> Directions for this task: Review the lines that follow and copy each one that contains the word "①②③B".

> Data entries:
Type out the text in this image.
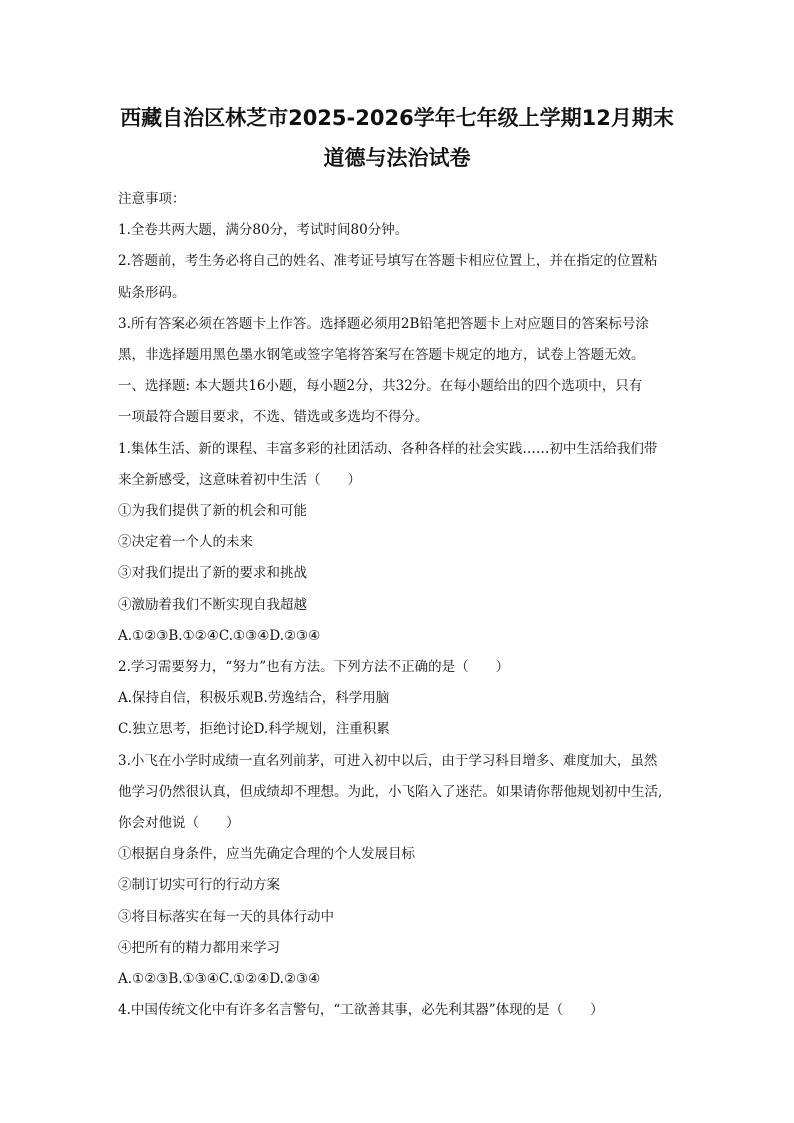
西藏自治区林芝市2025-2026学年七年级上学期12月期末
道德与法治试卷

注意事项：

1.全卷共两大题，满分80分，考试时间80分钟。

2.答题前，考生务必将自己的姓名、准考证号填写在答题卡相应位置上，并在指定的位置粘

贴条形码。

3.所有答案必须在答题卡上作答。选择题必须用2B铅笔把答题卡上对应题目的答案标号涂

黑，非选择题用黑色墨水钢笔或签字笔将答案写在答题卡规定的地方，试卷上答题无效。

一、选择题: 本大题共16小题，每小题2分，共32分。在每小题给出的四个选项中，只有

一项最符合题目要求，不选、错选或多选均不得分。

1.集体生活、新的课程、丰富多彩的社团活动、各种各样的社会实践……初中生活给我们带

来全新感受，这意味着初中生活（　　）

①为我们提供了新的机会和可能

②决定着一个人的未来

③对我们提出了新的要求和挑战

④激励着我们不断实现自我超越

A.①②③B.①②④C.①③④D.②③④

2.学习需要努力，“努力”也有方法。下列方法不正确的是（　　）

A.保持自信，积极乐观B.劳逸结合，科学用脑

C.独立思考，拒绝讨论D.科学规划，注重积累

3.小飞在小学时成绩一直名列前茅，可进入初中以后，由于学习科目增多、难度加大，虽然

他学习仍然很认真，但成绩却不理想。为此，小飞陷入了迷茫。如果请你帮他规划初中生活,

你会对他说（　　）

①根据自身条件，应当先确定合理的个人发展目标

②制订切实可行的行动方案

③将目标落实在每一天的具体行动中

④把所有的精力都用来学习

A.①②③B.①③④C.①②④D.②③④

4.中国传统文化中有许多名言警句，“工欲善其事，必先利其器”体现的是（　　）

> Task solution:
A.①②③B.①②④C.①③④D.②③④
A.①②③B.①③④C.①②④D.②③④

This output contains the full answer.